**The exercise**
Copy the records below word for word, from the line holding "scroll-thumb[interactable] xyxy=(1357,475,1363,956)" through the line holding "minimize-button[interactable]: ⌄ xyxy=(776,4,806,34)", including both of those lines.

====

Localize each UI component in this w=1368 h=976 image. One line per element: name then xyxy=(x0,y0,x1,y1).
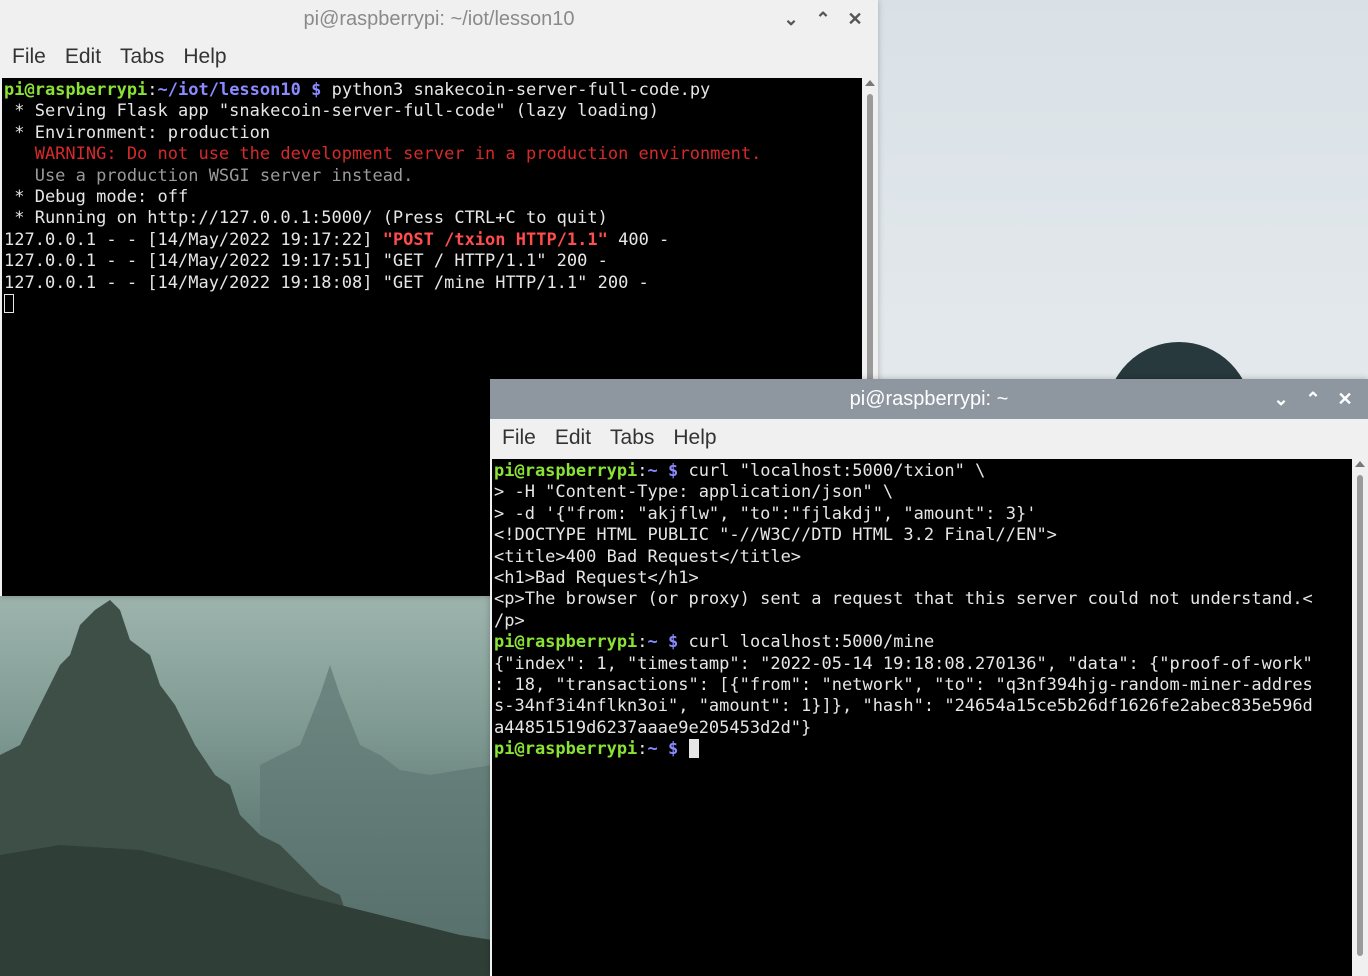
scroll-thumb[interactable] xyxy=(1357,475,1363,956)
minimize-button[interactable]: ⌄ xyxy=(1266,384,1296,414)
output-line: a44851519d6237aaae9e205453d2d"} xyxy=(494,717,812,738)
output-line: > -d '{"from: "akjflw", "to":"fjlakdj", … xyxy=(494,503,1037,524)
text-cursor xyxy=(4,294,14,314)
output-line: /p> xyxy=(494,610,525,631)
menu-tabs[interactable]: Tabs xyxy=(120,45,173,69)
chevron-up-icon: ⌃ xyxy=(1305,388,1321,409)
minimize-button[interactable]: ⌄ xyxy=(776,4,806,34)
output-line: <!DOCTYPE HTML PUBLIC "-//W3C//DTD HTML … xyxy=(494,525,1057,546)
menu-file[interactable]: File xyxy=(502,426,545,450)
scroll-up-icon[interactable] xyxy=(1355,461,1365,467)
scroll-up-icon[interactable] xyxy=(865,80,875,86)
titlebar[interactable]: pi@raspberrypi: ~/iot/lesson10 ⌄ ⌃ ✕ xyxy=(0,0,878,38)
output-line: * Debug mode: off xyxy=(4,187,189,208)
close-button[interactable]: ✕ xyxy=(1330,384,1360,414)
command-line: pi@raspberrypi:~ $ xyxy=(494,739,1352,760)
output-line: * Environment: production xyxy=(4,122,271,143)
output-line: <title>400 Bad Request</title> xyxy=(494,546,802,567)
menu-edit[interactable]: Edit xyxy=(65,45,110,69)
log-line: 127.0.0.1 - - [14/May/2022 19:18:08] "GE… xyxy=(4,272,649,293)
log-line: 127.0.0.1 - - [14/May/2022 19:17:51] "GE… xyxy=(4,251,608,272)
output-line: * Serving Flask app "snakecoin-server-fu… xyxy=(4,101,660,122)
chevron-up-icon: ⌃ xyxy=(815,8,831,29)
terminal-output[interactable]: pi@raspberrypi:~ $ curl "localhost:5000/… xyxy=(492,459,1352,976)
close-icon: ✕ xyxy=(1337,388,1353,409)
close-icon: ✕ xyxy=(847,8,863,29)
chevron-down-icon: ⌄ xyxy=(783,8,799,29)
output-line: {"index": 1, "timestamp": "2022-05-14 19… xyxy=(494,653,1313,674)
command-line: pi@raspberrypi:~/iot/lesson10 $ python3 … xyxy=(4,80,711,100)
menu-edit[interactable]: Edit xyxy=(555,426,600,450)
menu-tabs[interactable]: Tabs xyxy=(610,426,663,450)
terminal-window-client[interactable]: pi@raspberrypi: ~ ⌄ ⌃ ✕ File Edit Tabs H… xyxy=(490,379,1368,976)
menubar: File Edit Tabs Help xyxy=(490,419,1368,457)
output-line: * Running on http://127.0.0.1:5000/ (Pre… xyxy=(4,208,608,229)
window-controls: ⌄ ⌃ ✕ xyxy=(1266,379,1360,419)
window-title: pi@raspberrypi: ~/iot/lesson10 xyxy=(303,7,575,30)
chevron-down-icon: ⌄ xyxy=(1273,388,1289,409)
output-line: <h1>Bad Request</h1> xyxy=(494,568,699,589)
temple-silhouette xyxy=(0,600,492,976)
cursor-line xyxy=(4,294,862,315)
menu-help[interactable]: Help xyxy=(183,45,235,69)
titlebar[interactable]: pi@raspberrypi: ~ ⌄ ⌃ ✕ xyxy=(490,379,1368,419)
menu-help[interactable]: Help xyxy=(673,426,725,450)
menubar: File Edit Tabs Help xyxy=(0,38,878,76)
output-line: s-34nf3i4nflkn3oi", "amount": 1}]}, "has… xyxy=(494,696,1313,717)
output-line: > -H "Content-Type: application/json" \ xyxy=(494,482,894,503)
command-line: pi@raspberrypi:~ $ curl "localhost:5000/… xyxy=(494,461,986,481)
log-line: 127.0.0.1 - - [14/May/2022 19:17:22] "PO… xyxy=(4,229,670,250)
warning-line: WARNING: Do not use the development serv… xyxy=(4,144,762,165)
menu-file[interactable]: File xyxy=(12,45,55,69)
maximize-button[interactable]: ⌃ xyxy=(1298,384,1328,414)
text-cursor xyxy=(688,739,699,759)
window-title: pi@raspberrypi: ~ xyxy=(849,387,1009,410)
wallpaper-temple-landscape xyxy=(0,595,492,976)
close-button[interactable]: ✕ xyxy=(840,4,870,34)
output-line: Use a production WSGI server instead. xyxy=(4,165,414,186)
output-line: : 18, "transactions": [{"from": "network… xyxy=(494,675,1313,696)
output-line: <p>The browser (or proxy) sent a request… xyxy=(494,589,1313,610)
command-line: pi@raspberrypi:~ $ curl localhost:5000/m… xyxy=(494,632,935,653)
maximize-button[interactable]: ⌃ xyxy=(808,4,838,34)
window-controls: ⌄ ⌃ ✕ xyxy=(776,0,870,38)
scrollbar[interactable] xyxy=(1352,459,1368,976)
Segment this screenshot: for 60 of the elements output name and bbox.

====

**Result**
scroll-thumb[interactable] xyxy=(1357,475,1363,956)
minimize-button[interactable]: ⌄ xyxy=(1266,384,1296,414)
output-line: a44851519d6237aaae9e205453d2d"} xyxy=(494,717,812,738)
output-line: > -d '{"from: "akjflw", "to":"fjlakdj", … xyxy=(494,503,1037,524)
text-cursor xyxy=(4,294,14,314)
output-line: /p> xyxy=(494,610,525,631)
menu-tabs[interactable]: Tabs xyxy=(120,45,173,69)
chevron-up-icon: ⌃ xyxy=(1305,388,1321,409)
minimize-button[interactable]: ⌄ xyxy=(776,4,806,34)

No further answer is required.